* [Exercise objective]:
The records underneath are to be repeated exactly, with the pictures left out.

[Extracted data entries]
** begin **
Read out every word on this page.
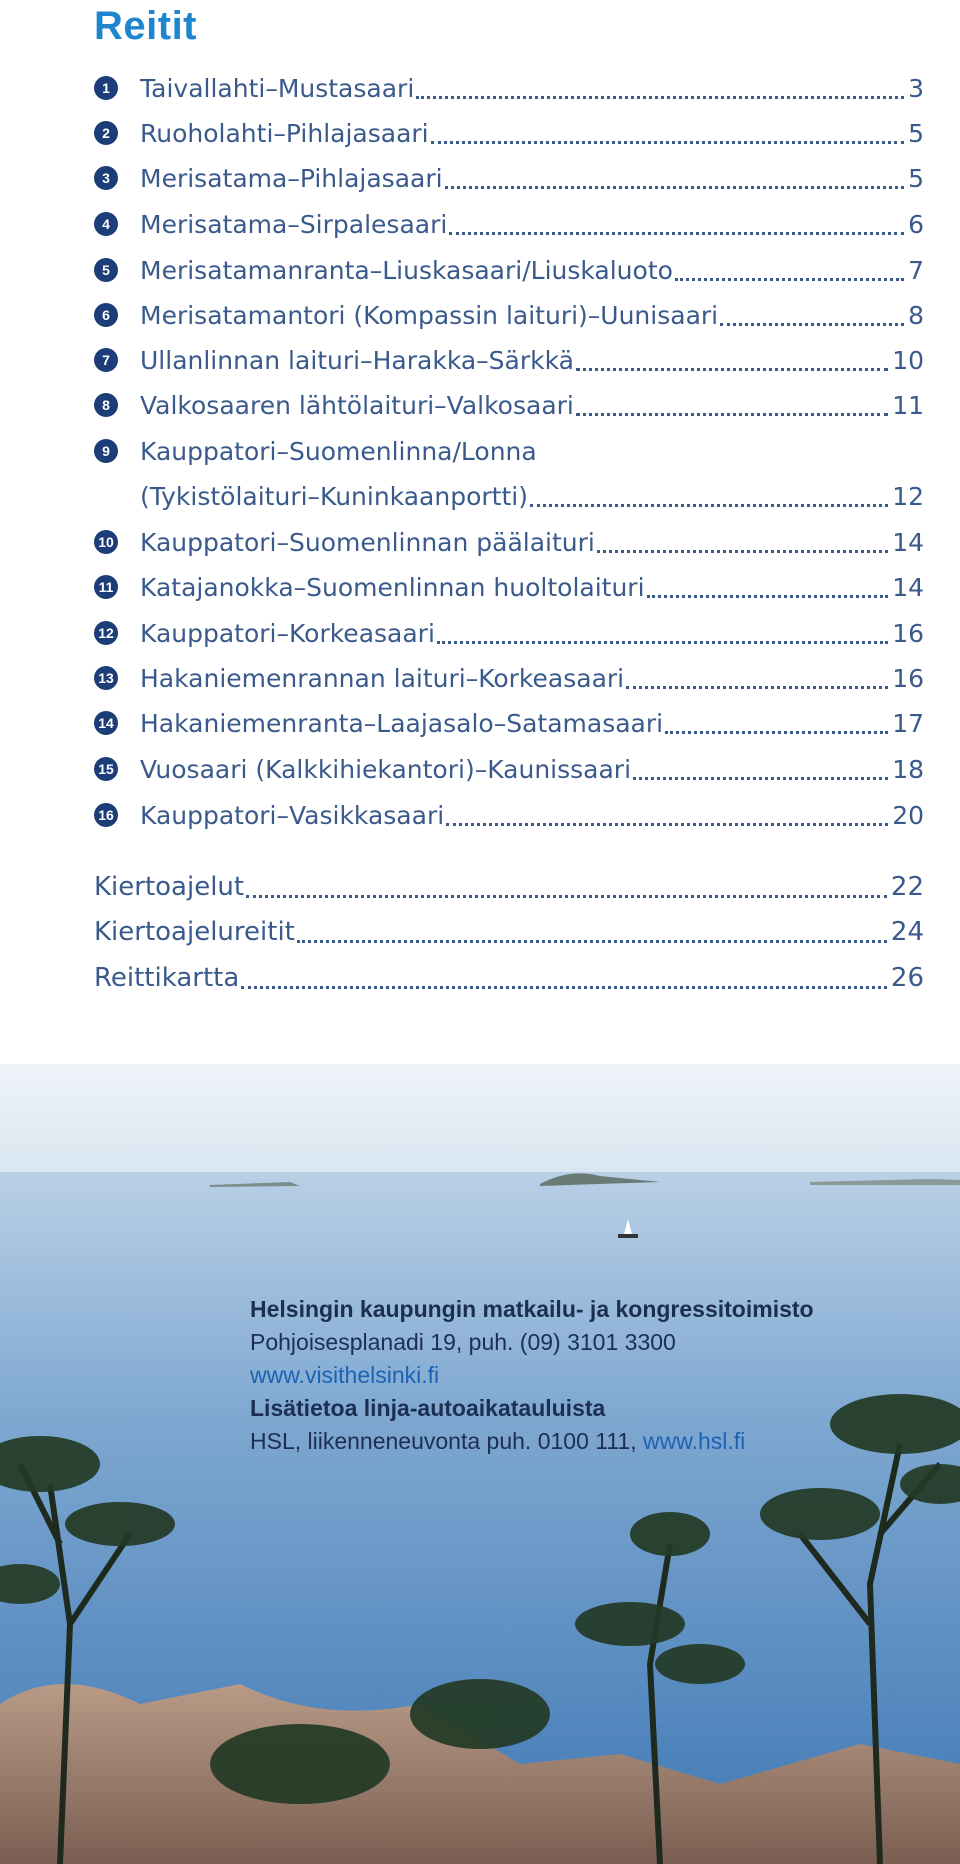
Reitit
1	Taivallahti–Mustasaari	3
2	Ruoholahti–Pihlajasaari	5
3	Merisatama–Pihlajasaari	5
4	Merisatama–Sirpalesaari	6
5	Merisatamanranta–Liuskasaari/Liuskaluoto	7
6	Merisatamantori (Kompassin laituri)–Uunisaari	8
7	Ullanlinnan laituri–Harakka–Särkkä	10
8	Valkosaaren lähtölaituri–Valkosaari	11
9	Kauppatori–Suomenlinna/Lonna
(Tykistölaituri–Kuninkaanportti)	12
10 Kauppatori–Suomenlinnan päälaituri	14
11 Katajanokka–Suomenlinnan huoltolaituri	14
12 Kauppatori–Korkeasaari	16
13 Hakaniemenrannan laituri–Korkeasaari	16
14 Hakaniemenranta–Laajasalo–Satamasaari	17
15 Vuosaari (Kalkkihiekantori)–Kaunissaari	18
16 Kauppatori–Vasikkasaari	20
Kiertoajelut	22
Kiertoajelureitit	24
Reittikartta	26
Helsingin kaupungin matkailu- ja kongressitoimisto
Pohjoisesplanadi 19, puh. (09) 3101 3300
www.visithelsinki.fi
Lisätietoa linja-autoaikatauluista
HSL, liikenneneuvonta puh. 0100 111, www.hsl.fi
** end **
* [Result for this exercise]:
Read out every word on this page.
Reitit
1	Taivallahti–Mustasaari	3
2	Ruoholahti–Pihlajasaari	5
3	Merisatama–Pihlajasaari	5
4	Merisatama–Sirpalesaari	6
5	Merisatamanranta–Liuskasaari/Liuskaluoto	7
6	Merisatamantori (Kompassin laituri)–Uunisaari	8
7	Ullanlinnan laituri–Harakka–Särkkä	10
8	Valkosaaren lähtölaituri–Valkosaari	11
9	Kauppatori–Suomenlinna/Lonna
(Tykistölaituri–Kuninkaanportti)	12
10 Kauppatori–Suomenlinnan päälaituri	14
11 Katajanokka–Suomenlinnan huoltolaituri	14
12 Kauppatori–Korkeasaari	16
13 Hakaniemenrannan laituri–Korkeasaari	16
14 Hakaniemenranta–Laajasalo–Satamasaari	17
15 Vuosaari (Kalkkihiekantori)–Kaunissaari	18
16 Kauppatori–Vasikkasaari	20
Kiertoajelut	22
Kiertoajelureitit	24
Reittikartta	26
Helsingin kaupungin matkailu- ja kongressitoimisto
Pohjoisesplanadi 19, puh. (09) 3101 3300
www.visithelsinki.fi
Lisätietoa linja-autoaikatauluista
HSL, liikenneneuvonta puh. 0100 111, www.hsl.fi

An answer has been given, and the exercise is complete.